## [Stated problem]
Copy out each line in the material below that has the word "text".

[Stored items]
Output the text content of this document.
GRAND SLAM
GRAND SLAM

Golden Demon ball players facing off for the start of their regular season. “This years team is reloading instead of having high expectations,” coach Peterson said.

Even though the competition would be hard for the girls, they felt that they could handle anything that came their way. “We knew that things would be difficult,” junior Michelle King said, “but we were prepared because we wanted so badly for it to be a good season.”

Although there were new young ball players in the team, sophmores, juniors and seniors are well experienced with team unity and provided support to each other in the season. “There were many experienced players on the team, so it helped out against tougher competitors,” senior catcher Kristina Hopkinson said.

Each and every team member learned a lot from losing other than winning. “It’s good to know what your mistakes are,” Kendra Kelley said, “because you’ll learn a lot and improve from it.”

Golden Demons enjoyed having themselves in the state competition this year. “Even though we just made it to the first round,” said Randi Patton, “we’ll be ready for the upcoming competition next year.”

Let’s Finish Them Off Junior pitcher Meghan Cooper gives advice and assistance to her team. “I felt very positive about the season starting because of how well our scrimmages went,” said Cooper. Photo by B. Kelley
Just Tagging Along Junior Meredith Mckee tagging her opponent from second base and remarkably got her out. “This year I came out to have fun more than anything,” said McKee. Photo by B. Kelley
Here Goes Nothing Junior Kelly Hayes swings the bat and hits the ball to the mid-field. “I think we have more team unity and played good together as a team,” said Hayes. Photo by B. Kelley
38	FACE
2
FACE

* * *

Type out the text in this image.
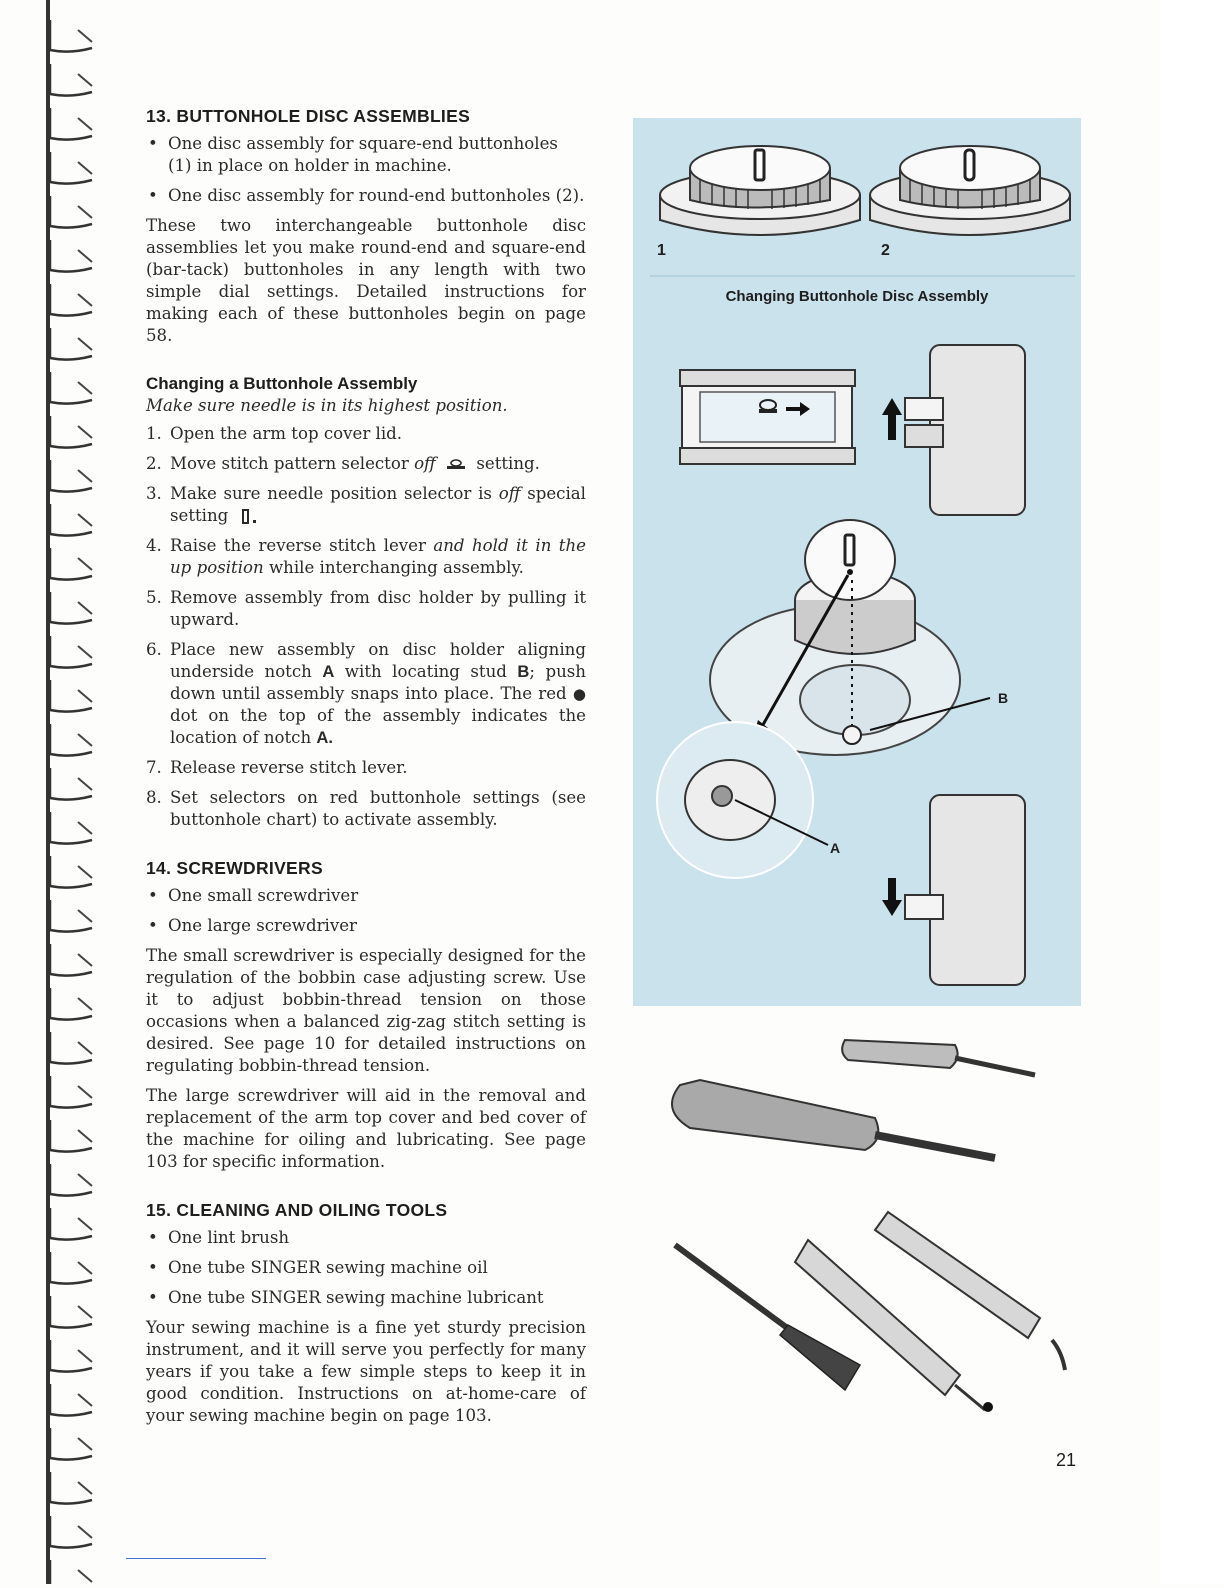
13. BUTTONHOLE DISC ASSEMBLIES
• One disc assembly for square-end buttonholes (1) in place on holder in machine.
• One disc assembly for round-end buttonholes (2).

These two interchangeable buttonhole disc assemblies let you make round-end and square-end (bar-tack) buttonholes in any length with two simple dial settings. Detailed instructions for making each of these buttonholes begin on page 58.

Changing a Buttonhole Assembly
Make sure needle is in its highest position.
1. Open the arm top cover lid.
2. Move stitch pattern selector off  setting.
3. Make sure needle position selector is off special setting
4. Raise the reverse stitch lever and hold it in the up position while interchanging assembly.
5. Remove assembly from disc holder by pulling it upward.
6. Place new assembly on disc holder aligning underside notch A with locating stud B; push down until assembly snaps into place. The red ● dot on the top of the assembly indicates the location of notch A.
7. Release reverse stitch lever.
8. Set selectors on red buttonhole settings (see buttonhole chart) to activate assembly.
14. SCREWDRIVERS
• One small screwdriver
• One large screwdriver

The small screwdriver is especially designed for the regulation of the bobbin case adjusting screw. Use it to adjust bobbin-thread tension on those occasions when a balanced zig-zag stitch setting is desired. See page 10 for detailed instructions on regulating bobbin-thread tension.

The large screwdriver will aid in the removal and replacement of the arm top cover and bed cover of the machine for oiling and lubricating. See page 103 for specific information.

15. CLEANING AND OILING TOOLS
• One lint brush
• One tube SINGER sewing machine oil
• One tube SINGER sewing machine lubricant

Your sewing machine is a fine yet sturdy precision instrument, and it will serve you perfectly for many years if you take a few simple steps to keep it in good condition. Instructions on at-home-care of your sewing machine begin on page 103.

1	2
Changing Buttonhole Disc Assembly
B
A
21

## [Output for this task]
Output the text content of this document.
Type out the text in this image.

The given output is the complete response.